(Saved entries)

=-=-=

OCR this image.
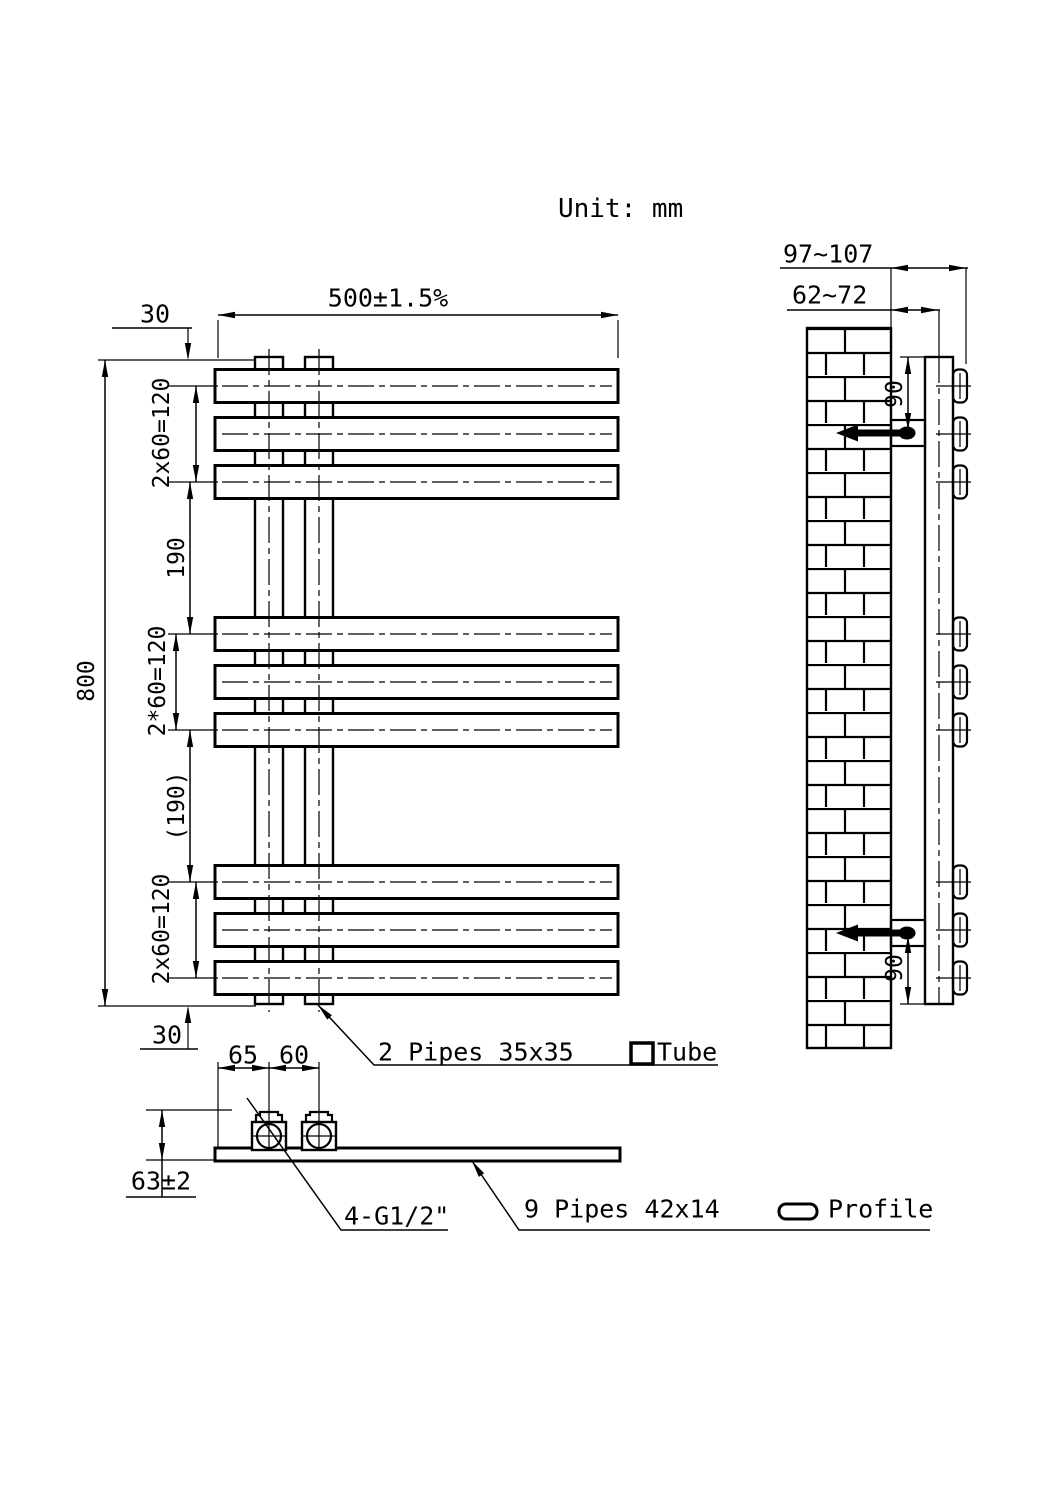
Unit: mm
500±1.5%
800
30
30
2x60=120
190
2*60=120
(190)
2x60=120
2 Pipes 35x35	Tube
65 60
63±2
4-G1/2"	9 Pipes 42x14	Profile
97~107
62~72
90
90
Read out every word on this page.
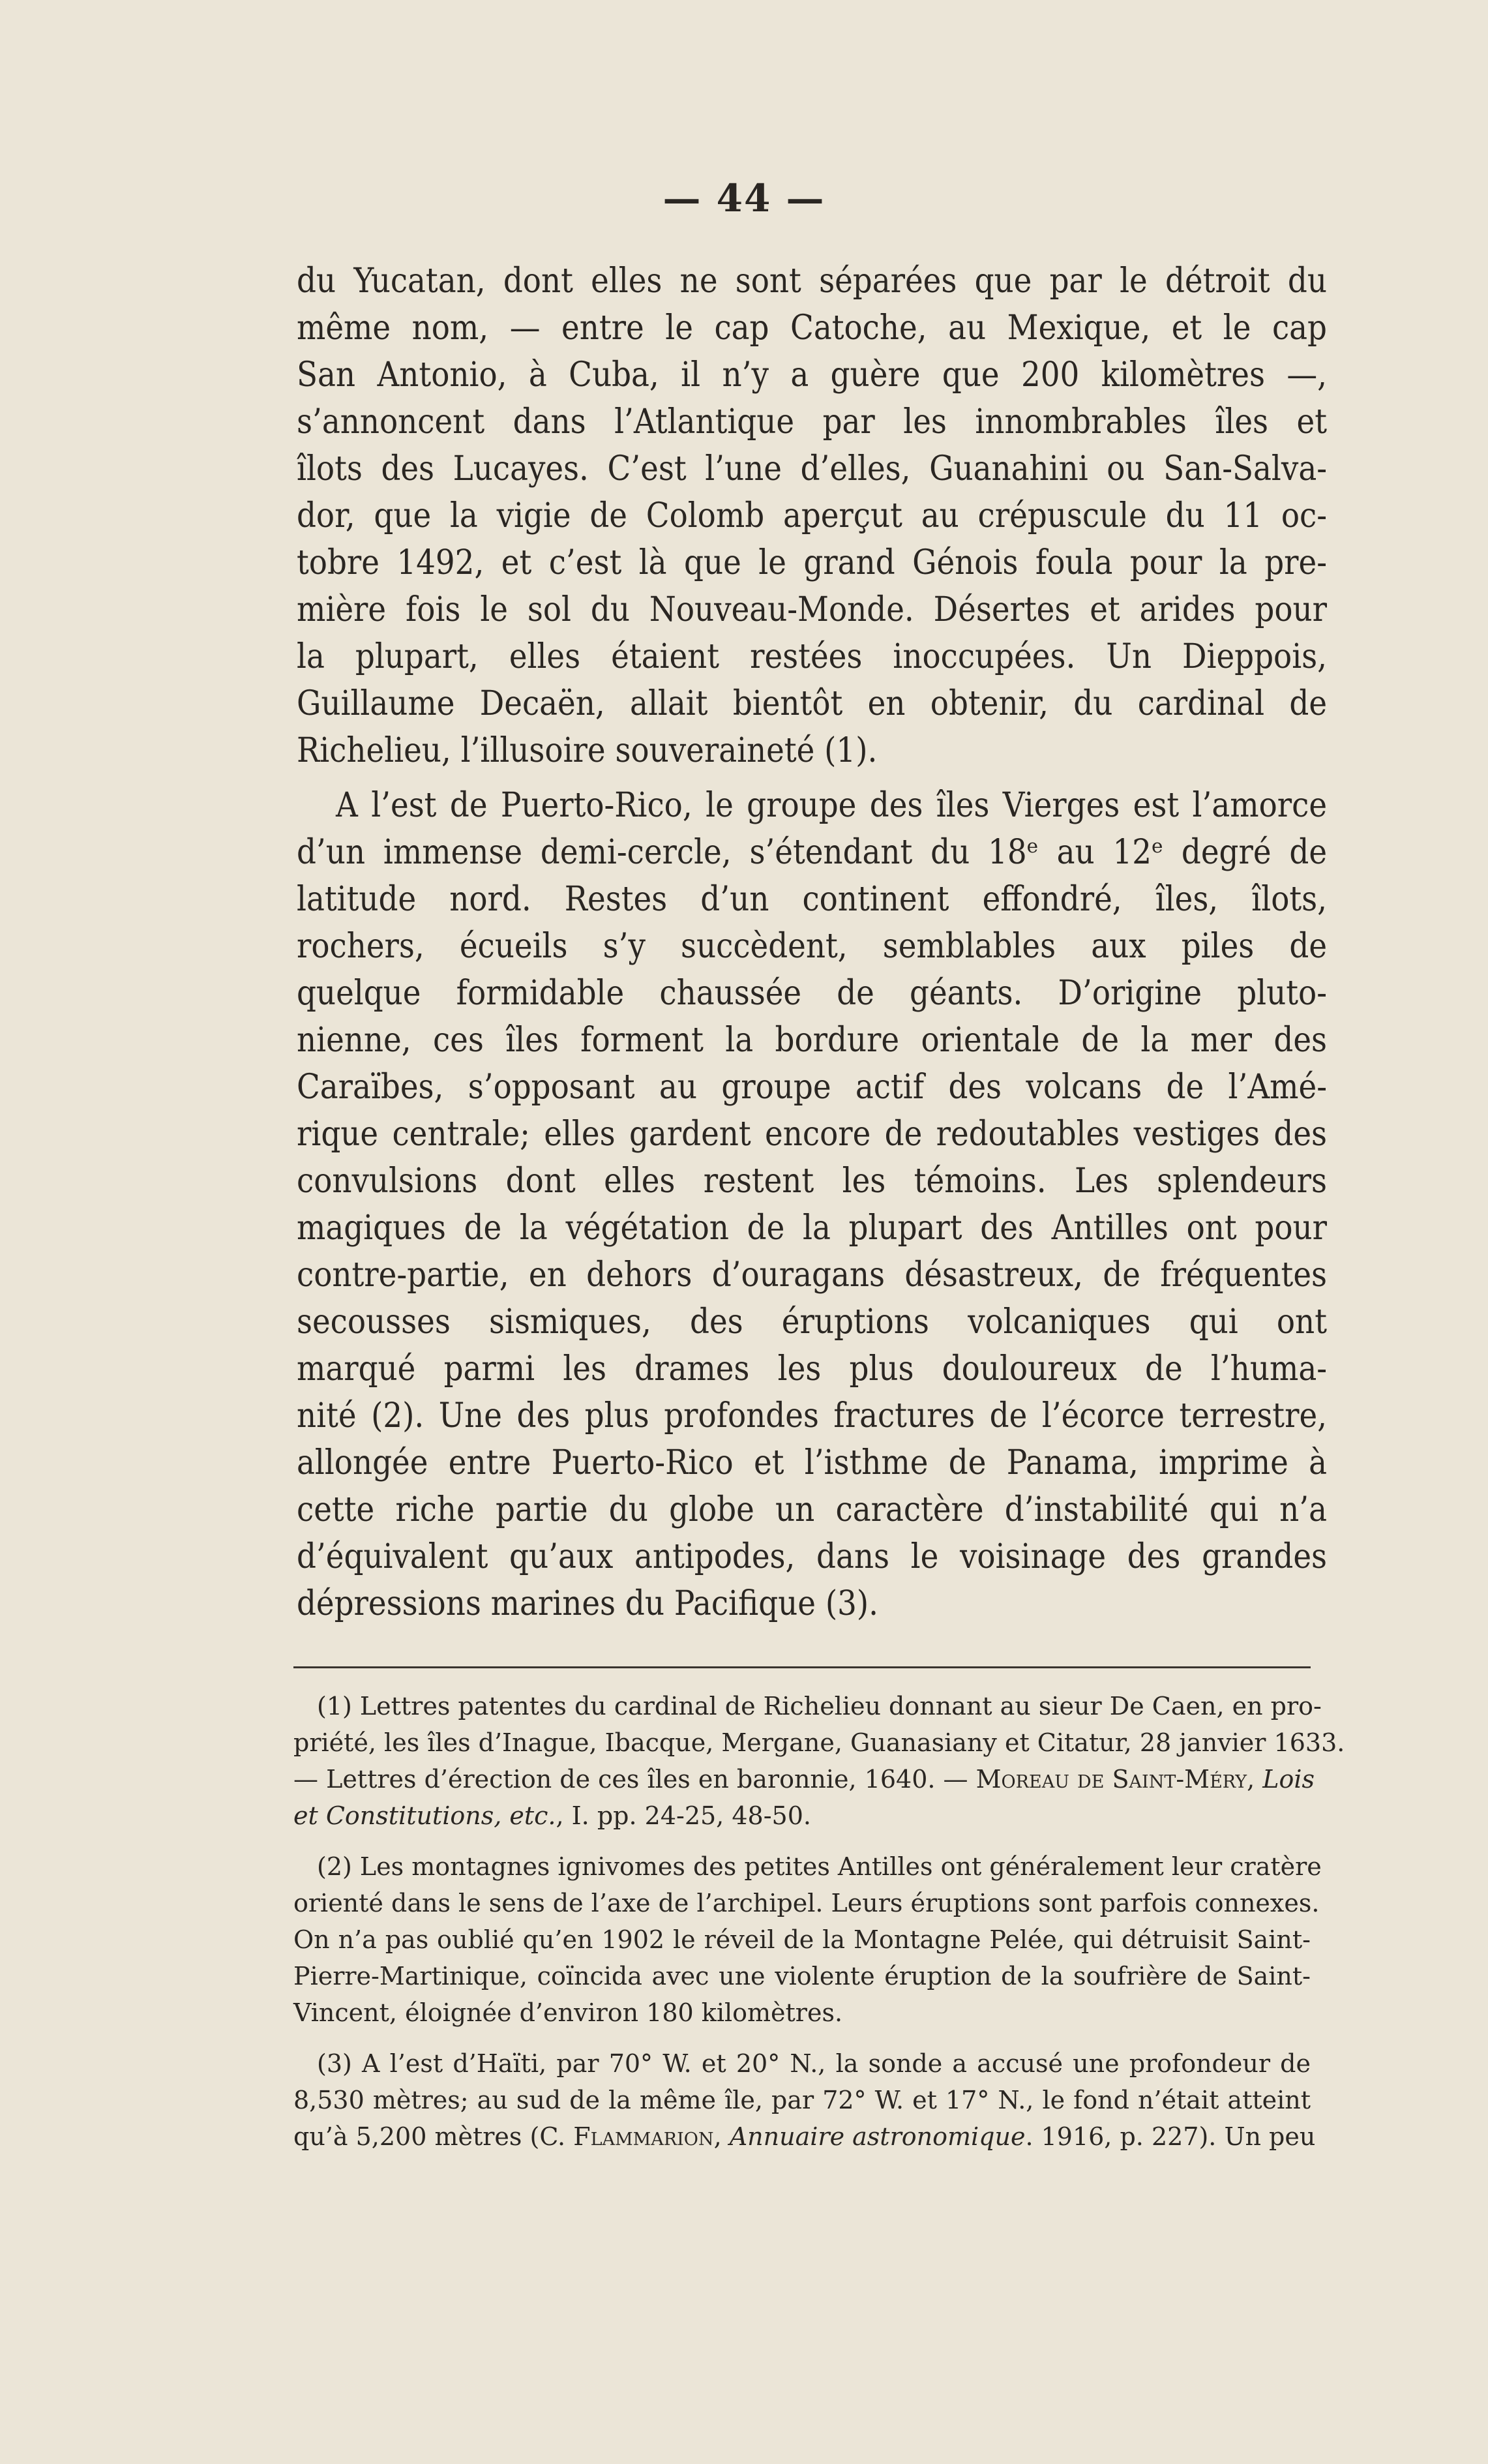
— 44 —
du Yucatan, dont elles ne sont séparées que par le détroit du
même nom, — entre le cap Catoche, au Mexique, et le cap
San Antonio, à Cuba, il n’y a guère que 200 kilomètres —,
s’annoncent dans l’Atlantique par les innombrables îles et
îlots des Lucayes. C’est l’une d’elles, Guanahini ou San-Salva-
dor, que la vigie de Colomb aperçut au crépuscule du 11 oc-
tobre 1492, et c’est là que le grand Génois foula pour la pre-
mière fois le sol du Nouveau-Monde. Désertes et arides pour
la plupart, elles étaient restées inoccupées. Un Dieppois,
Guillaume Decaën, allait bientôt en obtenir, du cardinal de
Richelieu, l’illusoire souveraineté (1).
A l’est de Puerto-Rico, le groupe des îles Vierges est l’amorce
d’un immense demi-cercle, s’étendant du 18ᵉ au 12ᵉ degré de
latitude nord. Restes d’un continent effondré, îles, îlots,
rochers, écueils s’y succèdent, semblables aux piles de
quelque formidable chaussée de géants. D’origine pluto-
nienne, ces îles forment la bordure orientale de la mer des
Caraïbes, s’opposant au groupe actif des volcans de l’Amé-
rique centrale; elles gardent encore de redoutables vestiges des
convulsions dont elles restent les témoins. Les splendeurs
magiques de la végétation de la plupart des Antilles ont pour
contre-partie, en dehors d’ouragans désastreux, de fréquentes
secousses sismiques, des éruptions volcaniques qui ont
marqué parmi les drames les plus douloureux de l’huma-
nité (2). Une des plus profondes fractures de l’écorce terrestre,
allongée entre Puerto-Rico et l’isthme de Panama, imprime à
cette riche partie du globe un caractère d’instabilité qui n’a
d’équivalent qu’aux antipodes, dans le voisinage des grandes
dépressions marines du Pacifique (3).
(1) Lettres patentes du cardinal de Richelieu donnant au sieur De Caen, en pro-
priété, les îles d’Inague, Ibacque, Mergane, Guanasiany et Citatur, 28 janvier 1633.
— Lettres d’érection de ces îles en baronnie, 1640. — Moreau de Saint-Méry, Lois
et Constitutions, etc., I. pp. 24-25, 48-50.
(2) Les montagnes ignivomes des petites Antilles ont généralement leur cratère
orienté dans le sens de l’axe de l’archipel. Leurs éruptions sont parfois connexes.
On n’a pas oublié qu’en 1902 le réveil de la Montagne Pelée, qui détruisit Saint-
Pierre-Martinique, coïncida avec une violente éruption de la soufrière de Saint-
Vincent, éloignée d’environ 180 kilomètres.
(3) A l’est d’Haïti, par 70° W. et 20° N., la sonde a accusé une profondeur de
8,530 mètres; au sud de la même île, par 72° W. et 17° N., le fond n’était atteint
qu’à 5,200 mètres (C. Flammarion, Annuaire astronomique. 1916, p. 227). Un peu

=-=-=

### [WHAT NEEDS TO BE DONE]
Reproduce every line above as written, skipping pictures.

### [IN RESPONSE]
OCR this image.
Unit: mm
500±1.5%
800
30
30
2x60=120
190
2*60=120
(190)
2x60=120
2 Pipes 35x35	Tube
65 60
63±2
4-G1/2"	9 Pipes 42x14	Profile
97~107
62~72
90
90
Read out every word on this page.
— 44 —
du Yucatan, dont elles ne sont séparées que par le détroit du
même nom, — entre le cap Catoche, au Mexique, et le cap
San Antonio, à Cuba, il n’y a guère que 200 kilomètres —,
s’annoncent dans l’Atlantique par les innombrables îles et
îlots des Lucayes. C’est l’une d’elles, Guanahini ou San-Salva-
dor, que la vigie de Colomb aperçut au crépuscule du 11 oc-
tobre 1492, et c’est là que le grand Génois foula pour la pre-
mière fois le sol du Nouveau-Monde. Désertes et arides pour
la plupart, elles étaient restées inoccupées. Un Dieppois,
Guillaume Decaën, allait bientôt en obtenir, du cardinal de
Richelieu, l’illusoire souveraineté (1).
A l’est de Puerto-Rico, le groupe des îles Vierges est l’amorce
d’un immense demi-cercle, s’étendant du 18ᵉ au 12ᵉ degré de
latitude nord. Restes d’un continent effondré, îles, îlots,
rochers, écueils s’y succèdent, semblables aux piles de
quelque formidable chaussée de géants. D’origine pluto-
nienne, ces îles forment la bordure orientale de la mer des
Caraïbes, s’opposant au groupe actif des volcans de l’Amé-
rique centrale; elles gardent encore de redoutables vestiges des
convulsions dont elles restent les témoins. Les splendeurs
magiques de la végétation de la plupart des Antilles ont pour
contre-partie, en dehors d’ouragans désastreux, de fréquentes
secousses sismiques, des éruptions volcaniques qui ont
marqué parmi les drames les plus douloureux de l’huma-
nité (2). Une des plus profondes fractures de l’écorce terrestre,
allongée entre Puerto-Rico et l’isthme de Panama, imprime à
cette riche partie du globe un caractère d’instabilité qui n’a
d’équivalent qu’aux antipodes, dans le voisinage des grandes
dépressions marines du Pacifique (3).
(1) Lettres patentes du cardinal de Richelieu donnant au sieur De Caen, en pro-
priété, les îles d’Inague, Ibacque, Mergane, Guanasiany et Citatur, 28 janvier 1633.
— Lettres d’érection de ces îles en baronnie, 1640. — Moreau de Saint-Méry, Lois
et Constitutions, etc., I. pp. 24-25, 48-50.
(2) Les montagnes ignivomes des petites Antilles ont généralement leur cratère
orienté dans le sens de l’axe de l’archipel. Leurs éruptions sont parfois connexes.
On n’a pas oublié qu’en 1902 le réveil de la Montagne Pelée, qui détruisit Saint-
Pierre-Martinique, coïncida avec une violente éruption de la soufrière de Saint-
Vincent, éloignée d’environ 180 kilomètres.
(3) A l’est d’Haïti, par 70° W. et 20° N., la sonde a accusé une profondeur de
8,530 mètres; au sud de la même île, par 72° W. et 17° N., le fond n’était atteint
qu’à 5,200 mètres (C. Flammarion, Annuaire astronomique. 1916, p. 227). Un peu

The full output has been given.